═════ Materials provided ═════

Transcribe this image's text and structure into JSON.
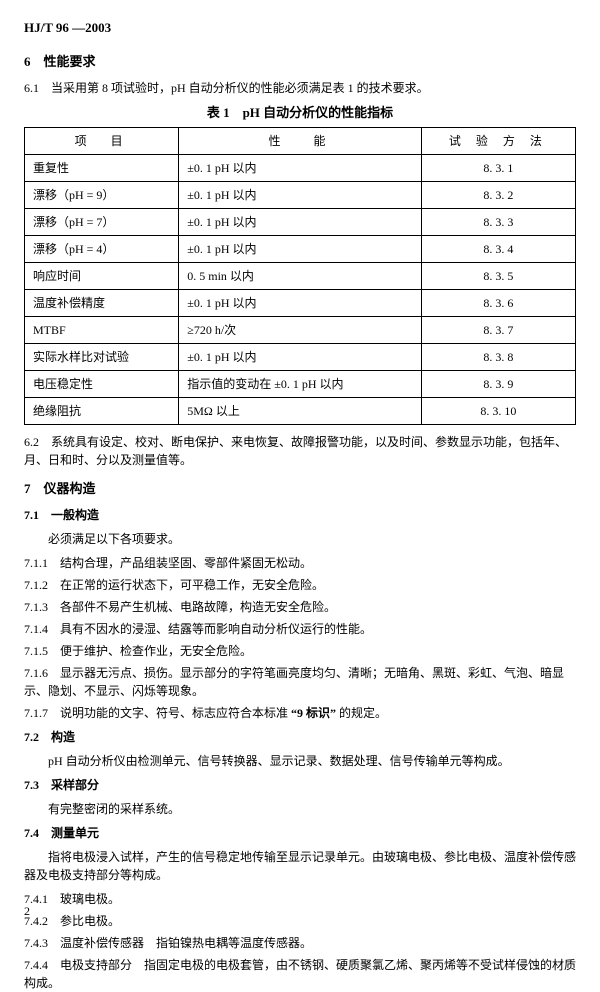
{
  "header": "HJ/T 96 —2003",
  "section6": {
    "title": "6　性能要求",
    "p6_1": "6.1　当采用第 8 项试验时，pH 自动分析仪的性能必须满足表 1 的技术要求。",
    "tableTitle": "表 1　pH 自动分析仪的性能指标",
    "tableHeaders": [
      "项　目",
      "性　 能",
      "试 验 方 法"
    ],
    "tableRows": [
      [
        "重复性",
        "±0. 1 pH 以内",
        "8. 3. 1"
      ],
      [
        "漂移（pH = 9）",
        "±0. 1 pH 以内",
        "8. 3. 2"
      ],
      [
        "漂移（pH  =  7）",
        "±0. 1 pH 以内",
        "8. 3. 3"
      ],
      [
        "漂移（pH  = 4）",
        "±0. 1 pH 以内",
        "8. 3. 4"
      ],
      [
        "响应时间",
        "0. 5  min 以内",
        "8. 3. 5"
      ],
      [
        "温度补偿精度",
        "±0. 1 pH 以内",
        "8. 3. 6"
      ],
      [
        "MTBF",
        "≥720 h/次",
        "8. 3. 7"
      ],
      [
        "实际水样比对试验",
        "±0. 1 pH 以内",
        "8. 3. 8"
      ],
      [
        "电压稳定性",
        "指示值的变动在 ±0. 1 pH 以内",
        "8. 3. 9"
      ],
      [
        "绝缘阻抗",
        "5MΩ 以上",
        "8. 3. 10"
      ]
    ],
    "p6_2": "6.2　系统具有设定、校对、断电保护、来电恢复、故障报警功能，以及时间、参数显示功能，包括年、月、日和时、分以及测量值等。"
  },
  "section7": {
    "title": "7　仪器构造",
    "s7_1": {
      "title": "7.1　一般构造",
      "intro": "必须满足以下各项要求。",
      "items": [
        {
          "n": "7.1.1",
          "t": "结构合理，产品组装坚固、零部件紧固无松动。"
        },
        {
          "n": "7.1.2",
          "t": "在正常的运行状态下，可平稳工作，无安全危险。"
        },
        {
          "n": "7.1.3",
          "t": "各部件不易产生机械、电路故障，构造无安全危险。"
        },
        {
          "n": "7.1.4",
          "t": "具有不因水的浸湿、结露等而影响自动分析仪运行的性能。"
        },
        {
          "n": "7.1.5",
          "t": "便于维护、检查作业，无安全危险。"
        },
        {
          "n": "7.1.6",
          "t": "显示器无污点、损伤。显示部分的字符笔画亮度均匀、清晰；无暗角、黑斑、彩虹、气泡、暗显示、隐划、不显示、闪烁等现象。"
        }
      ],
      "p7_1_7_pre": "7.1.7　说明功能的文字、符号、标志应符合本标准 ",
      "p7_1_7_bold": "“9  标识”",
      "p7_1_7_post": " 的规定。"
    },
    "s7_2": {
      "title": "7.2　构造",
      "body": "pH 自动分析仪由检测单元、信号转换器、显示记录、数据处理、信号传输单元等构成。"
    },
    "s7_3": {
      "title": "7.3　采样部分",
      "body": "有完整密闭的采样系统。"
    },
    "s7_4": {
      "title": "7.4　测量单元",
      "intro": "指将电极浸入试样，产生的信号稳定地传输至显示记录单元。由玻璃电极、参比电极、温度补偿传感器及电极支持部分等构成。",
      "items": [
        {
          "n": "7.4.1",
          "t": "玻璃电极。"
        },
        {
          "n": "7.4.2",
          "t": "参比电极。"
        },
        {
          "n": "7.4.3",
          "t": "温度补偿传感器　指铂镍热电耦等温度传感器。"
        },
        {
          "n": "7.4.4",
          "t": "电极支持部分　指固定电极的电极套管，由不锈钢、硬质聚氯乙烯、聚丙烯等不受试样侵蚀的材质构成。"
        }
      ]
    }
  },
  "pageNum": "2"
}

═════

Problem:
Leave the images out and output the remaining material exactly as it stands.

Expected answer:
Transcribe this image's text and structure into JSON.
{
  "header": "HJ/T 96 —2003",
  "section6": {
    "title": "6　性能要求",
    "p6_1": "6.1　当采用第 8 项试验时，pH 自动分析仪的性能必须满足表 1 的技术要求。",
    "tableTitle": "表 1　pH 自动分析仪的性能指标",
    "tableHeaders": [
      "项　目",
      "性　 能",
      "试 验 方 法"
    ],
    "tableRows": [
      [
        "重复性",
        "±0. 1 pH 以内",
        "8. 3. 1"
      ],
      [
        "漂移（pH = 9）",
        "±0. 1 pH 以内",
        "8. 3. 2"
      ],
      [
        "漂移（pH  =  7）",
        "±0. 1 pH 以内",
        "8. 3. 3"
      ],
      [
        "漂移（pH  = 4）",
        "±0. 1 pH 以内",
        "8. 3. 4"
      ],
      [
        "响应时间",
        "0. 5  min 以内",
        "8. 3. 5"
      ],
      [
        "温度补偿精度",
        "±0. 1 pH 以内",
        "8. 3. 6"
      ],
      [
        "MTBF",
        "≥720 h/次",
        "8. 3. 7"
      ],
      [
        "实际水样比对试验",
        "±0. 1 pH 以内",
        "8. 3. 8"
      ],
      [
        "电压稳定性",
        "指示值的变动在 ±0. 1 pH 以内",
        "8. 3. 9"
      ],
      [
        "绝缘阻抗",
        "5MΩ 以上",
        "8. 3. 10"
      ]
    ],
    "p6_2": "6.2　系统具有设定、校对、断电保护、来电恢复、故障报警功能，以及时间、参数显示功能，包括年、月、日和时、分以及测量值等。"
  },
  "section7": {
    "title": "7　仪器构造",
    "s7_1": {
      "title": "7.1　一般构造",
      "intro": "必须满足以下各项要求。",
      "items": [
        {
          "n": "7.1.1",
          "t": "结构合理，产品组装坚固、零部件紧固无松动。"
        },
        {
          "n": "7.1.2",
          "t": "在正常的运行状态下，可平稳工作，无安全危险。"
        },
        {
          "n": "7.1.3",
          "t": "各部件不易产生机械、电路故障，构造无安全危险。"
        },
        {
          "n": "7.1.4",
          "t": "具有不因水的浸湿、结露等而影响自动分析仪运行的性能。"
        },
        {
          "n": "7.1.5",
          "t": "便于维护、检查作业，无安全危险。"
        },
        {
          "n": "7.1.6",
          "t": "显示器无污点、损伤。显示部分的字符笔画亮度均匀、清晰；无暗角、黑斑、彩虹、气泡、暗显示、隐划、不显示、闪烁等现象。"
        }
      ],
      "p7_1_7_pre": "7.1.7　说明功能的文字、符号、标志应符合本标准 ",
      "p7_1_7_bold": "“9  标识”",
      "p7_1_7_post": " 的规定。"
    },
    "s7_2": {
      "title": "7.2　构造",
      "body": "pH 自动分析仪由检测单元、信号转换器、显示记录、数据处理、信号传输单元等构成。"
    },
    "s7_3": {
      "title": "7.3　采样部分",
      "body": "有完整密闭的采样系统。"
    },
    "s7_4": {
      "title": "7.4　测量单元",
      "intro": "指将电极浸入试样，产生的信号稳定地传输至显示记录单元。由玻璃电极、参比电极、温度补偿传感器及电极支持部分等构成。",
      "items": [
        {
          "n": "7.4.1",
          "t": "玻璃电极。"
        },
        {
          "n": "7.4.2",
          "t": "参比电极。"
        },
        {
          "n": "7.4.3",
          "t": "温度补偿传感器　指铂镍热电耦等温度传感器。"
        },
        {
          "n": "7.4.4",
          "t": "电极支持部分　指固定电极的电极套管，由不锈钢、硬质聚氯乙烯、聚丙烯等不受试样侵蚀的材质构成。"
        }
      ]
    }
  },
  "pageNum": "2"
}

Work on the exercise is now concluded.